→ **Exercise**
Transcribe the listing below word for word.

→ **Part of a data file**
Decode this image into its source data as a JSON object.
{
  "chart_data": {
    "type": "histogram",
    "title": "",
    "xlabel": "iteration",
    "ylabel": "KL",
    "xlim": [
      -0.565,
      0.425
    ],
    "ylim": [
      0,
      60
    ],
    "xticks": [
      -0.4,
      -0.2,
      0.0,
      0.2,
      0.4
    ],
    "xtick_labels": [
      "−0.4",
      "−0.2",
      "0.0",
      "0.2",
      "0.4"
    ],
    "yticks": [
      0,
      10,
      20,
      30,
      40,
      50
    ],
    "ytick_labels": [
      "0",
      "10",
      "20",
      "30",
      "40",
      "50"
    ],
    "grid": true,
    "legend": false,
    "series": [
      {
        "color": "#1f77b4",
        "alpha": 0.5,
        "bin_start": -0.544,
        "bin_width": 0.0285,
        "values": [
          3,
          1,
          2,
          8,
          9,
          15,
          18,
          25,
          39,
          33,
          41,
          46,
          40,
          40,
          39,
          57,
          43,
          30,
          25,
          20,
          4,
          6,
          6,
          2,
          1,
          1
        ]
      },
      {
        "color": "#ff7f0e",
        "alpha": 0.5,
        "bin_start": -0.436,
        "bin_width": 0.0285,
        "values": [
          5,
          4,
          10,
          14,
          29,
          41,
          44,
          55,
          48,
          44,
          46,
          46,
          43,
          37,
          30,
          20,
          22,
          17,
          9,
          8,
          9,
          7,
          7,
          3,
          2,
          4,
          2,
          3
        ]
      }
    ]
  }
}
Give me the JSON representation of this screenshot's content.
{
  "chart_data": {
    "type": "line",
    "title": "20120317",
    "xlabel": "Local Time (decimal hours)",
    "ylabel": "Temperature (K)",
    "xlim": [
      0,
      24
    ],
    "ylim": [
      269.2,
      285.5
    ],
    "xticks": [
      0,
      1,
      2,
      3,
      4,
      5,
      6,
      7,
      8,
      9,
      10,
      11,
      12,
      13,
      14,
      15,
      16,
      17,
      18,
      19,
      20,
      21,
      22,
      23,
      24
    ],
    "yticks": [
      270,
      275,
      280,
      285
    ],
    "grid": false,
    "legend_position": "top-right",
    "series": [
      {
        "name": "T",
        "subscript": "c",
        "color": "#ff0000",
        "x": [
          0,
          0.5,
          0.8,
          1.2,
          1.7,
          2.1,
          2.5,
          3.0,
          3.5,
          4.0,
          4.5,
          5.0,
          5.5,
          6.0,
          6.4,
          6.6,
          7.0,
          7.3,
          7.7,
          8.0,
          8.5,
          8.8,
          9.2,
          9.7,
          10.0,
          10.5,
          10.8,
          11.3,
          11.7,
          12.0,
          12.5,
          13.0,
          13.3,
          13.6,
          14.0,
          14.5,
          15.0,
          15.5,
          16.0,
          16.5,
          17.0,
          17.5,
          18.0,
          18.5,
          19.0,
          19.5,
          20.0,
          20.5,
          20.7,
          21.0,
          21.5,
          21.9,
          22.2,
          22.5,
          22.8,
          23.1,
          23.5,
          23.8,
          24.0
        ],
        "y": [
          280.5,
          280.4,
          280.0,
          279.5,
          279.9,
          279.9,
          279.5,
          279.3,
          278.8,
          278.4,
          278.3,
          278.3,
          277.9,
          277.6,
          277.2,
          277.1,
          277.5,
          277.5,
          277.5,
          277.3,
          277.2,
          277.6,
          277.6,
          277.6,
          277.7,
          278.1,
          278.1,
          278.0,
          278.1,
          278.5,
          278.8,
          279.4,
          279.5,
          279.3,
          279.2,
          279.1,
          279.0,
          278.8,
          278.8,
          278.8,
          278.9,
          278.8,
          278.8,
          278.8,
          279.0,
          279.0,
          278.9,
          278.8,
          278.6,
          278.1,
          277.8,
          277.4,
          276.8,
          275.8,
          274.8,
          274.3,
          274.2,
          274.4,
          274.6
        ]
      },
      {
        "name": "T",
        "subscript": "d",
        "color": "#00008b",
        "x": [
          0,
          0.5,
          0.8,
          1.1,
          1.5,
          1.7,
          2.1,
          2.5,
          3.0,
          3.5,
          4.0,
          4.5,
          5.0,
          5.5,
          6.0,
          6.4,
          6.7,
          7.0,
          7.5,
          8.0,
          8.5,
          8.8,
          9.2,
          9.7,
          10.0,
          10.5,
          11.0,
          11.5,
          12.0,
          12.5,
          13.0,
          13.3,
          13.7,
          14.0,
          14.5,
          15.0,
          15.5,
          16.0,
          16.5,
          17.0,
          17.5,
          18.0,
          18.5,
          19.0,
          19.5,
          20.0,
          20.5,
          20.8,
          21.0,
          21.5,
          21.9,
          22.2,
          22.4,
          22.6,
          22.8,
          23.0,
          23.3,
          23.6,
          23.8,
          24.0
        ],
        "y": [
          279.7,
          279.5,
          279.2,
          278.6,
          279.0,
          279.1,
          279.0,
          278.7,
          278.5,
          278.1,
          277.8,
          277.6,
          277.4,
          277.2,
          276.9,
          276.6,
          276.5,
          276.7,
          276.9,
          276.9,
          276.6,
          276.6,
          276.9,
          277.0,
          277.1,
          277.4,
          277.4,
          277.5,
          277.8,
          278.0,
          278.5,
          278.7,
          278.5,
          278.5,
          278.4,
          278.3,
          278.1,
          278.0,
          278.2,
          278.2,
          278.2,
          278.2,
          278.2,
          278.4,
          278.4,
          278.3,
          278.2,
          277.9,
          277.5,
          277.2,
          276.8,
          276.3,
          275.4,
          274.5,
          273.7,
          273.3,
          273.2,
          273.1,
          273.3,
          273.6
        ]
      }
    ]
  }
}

→ **Task result**
Decode this image into its source data as a JSON object.
{
  "chart_data": {
    "type": "histogram",
    "title": "",
    "xlabel": "iteration",
    "ylabel": "KL",
    "xlim": [
      -0.565,
      0.425
    ],
    "ylim": [
      0,
      60
    ],
    "xticks": [
      -0.4,
      -0.2,
      0.0,
      0.2,
      0.4
    ],
    "xtick_labels": [
      "−0.4",
      "−0.2",
      "0.0",
      "0.2",
      "0.4"
    ],
    "yticks": [
      0,
      10,
      20,
      30,
      40,
      50
    ],
    "ytick_labels": [
      "0",
      "10",
      "20",
      "30",
      "40",
      "50"
    ],
    "grid": true,
    "legend": false,
    "series": [
      {
        "color": "#1f77b4",
        "alpha": 0.5,
        "bin_start": -0.544,
        "bin_width": 0.0285,
        "values": [
          3,
          1,
          2,
          8,
          9,
          15,
          18,
          25,
          39,
          33,
          41,
          46,
          40,
          40,
          39,
          57,
          43,
          30,
          25,
          20,
          4,
          6,
          6,
          2,
          1,
          1
        ]
      },
      {
        "color": "#ff7f0e",
        "alpha": 0.5,
        "bin_start": -0.436,
        "bin_width": 0.0285,
        "values": [
          5,
          4,
          10,
          14,
          29,
          41,
          44,
          55,
          48,
          44,
          46,
          46,
          43,
          37,
          30,
          20,
          22,
          17,
          9,
          8,
          9,
          7,
          7,
          3,
          2,
          4,
          2,
          3
        ]
      }
    ]
  }
}
Give me the JSON representation of this screenshot's content.
{
  "chart_data": {
    "type": "line",
    "title": "20120317",
    "xlabel": "Local Time (decimal hours)",
    "ylabel": "Temperature (K)",
    "xlim": [
      0,
      24
    ],
    "ylim": [
      269.2,
      285.5
    ],
    "xticks": [
      0,
      1,
      2,
      3,
      4,
      5,
      6,
      7,
      8,
      9,
      10,
      11,
      12,
      13,
      14,
      15,
      16,
      17,
      18,
      19,
      20,
      21,
      22,
      23,
      24
    ],
    "yticks": [
      270,
      275,
      280,
      285
    ],
    "grid": false,
    "legend_position": "top-right",
    "series": [
      {
        "name": "T",
        "subscript": "c",
        "color": "#ff0000",
        "x": [
          0,
          0.5,
          0.8,
          1.2,
          1.7,
          2.1,
          2.5,
          3.0,
          3.5,
          4.0,
          4.5,
          5.0,
          5.5,
          6.0,
          6.4,
          6.6,
          7.0,
          7.3,
          7.7,
          8.0,
          8.5,
          8.8,
          9.2,
          9.7,
          10.0,
          10.5,
          10.8,
          11.3,
          11.7,
          12.0,
          12.5,
          13.0,
          13.3,
          13.6,
          14.0,
          14.5,
          15.0,
          15.5,
          16.0,
          16.5,
          17.0,
          17.5,
          18.0,
          18.5,
          19.0,
          19.5,
          20.0,
          20.5,
          20.7,
          21.0,
          21.5,
          21.9,
          22.2,
          22.5,
          22.8,
          23.1,
          23.5,
          23.8,
          24.0
        ],
        "y": [
          280.5,
          280.4,
          280.0,
          279.5,
          279.9,
          279.9,
          279.5,
          279.3,
          278.8,
          278.4,
          278.3,
          278.3,
          277.9,
          277.6,
          277.2,
          277.1,
          277.5,
          277.5,
          277.5,
          277.3,
          277.2,
          277.6,
          277.6,
          277.6,
          277.7,
          278.1,
          278.1,
          278.0,
          278.1,
          278.5,
          278.8,
          279.4,
          279.5,
          279.3,
          279.2,
          279.1,
          279.0,
          278.8,
          278.8,
          278.8,
          278.9,
          278.8,
          278.8,
          278.8,
          279.0,
          279.0,
          278.9,
          278.8,
          278.6,
          278.1,
          277.8,
          277.4,
          276.8,
          275.8,
          274.8,
          274.3,
          274.2,
          274.4,
          274.6
        ]
      },
      {
        "name": "T",
        "subscript": "d",
        "color": "#00008b",
        "x": [
          0,
          0.5,
          0.8,
          1.1,
          1.5,
          1.7,
          2.1,
          2.5,
          3.0,
          3.5,
          4.0,
          4.5,
          5.0,
          5.5,
          6.0,
          6.4,
          6.7,
          7.0,
          7.5,
          8.0,
          8.5,
          8.8,
          9.2,
          9.7,
          10.0,
          10.5,
          11.0,
          11.5,
          12.0,
          12.5,
          13.0,
          13.3,
          13.7,
          14.0,
          14.5,
          15.0,
          15.5,
          16.0,
          16.5,
          17.0,
          17.5,
          18.0,
          18.5,
          19.0,
          19.5,
          20.0,
          20.5,
          20.8,
          21.0,
          21.5,
          21.9,
          22.2,
          22.4,
          22.6,
          22.8,
          23.0,
          23.3,
          23.6,
          23.8,
          24.0
        ],
        "y": [
          279.7,
          279.5,
          279.2,
          278.6,
          279.0,
          279.1,
          279.0,
          278.7,
          278.5,
          278.1,
          277.8,
          277.6,
          277.4,
          277.2,
          276.9,
          276.6,
          276.5,
          276.7,
          276.9,
          276.9,
          276.6,
          276.6,
          276.9,
          277.0,
          277.1,
          277.4,
          277.4,
          277.5,
          277.8,
          278.0,
          278.5,
          278.7,
          278.5,
          278.5,
          278.4,
          278.3,
          278.1,
          278.0,
          278.2,
          278.2,
          278.2,
          278.2,
          278.2,
          278.4,
          278.4,
          278.3,
          278.2,
          277.9,
          277.5,
          277.2,
          276.8,
          276.3,
          275.4,
          274.5,
          273.7,
          273.3,
          273.2,
          273.1,
          273.3,
          273.6
        ]
      }
    ]
  }
}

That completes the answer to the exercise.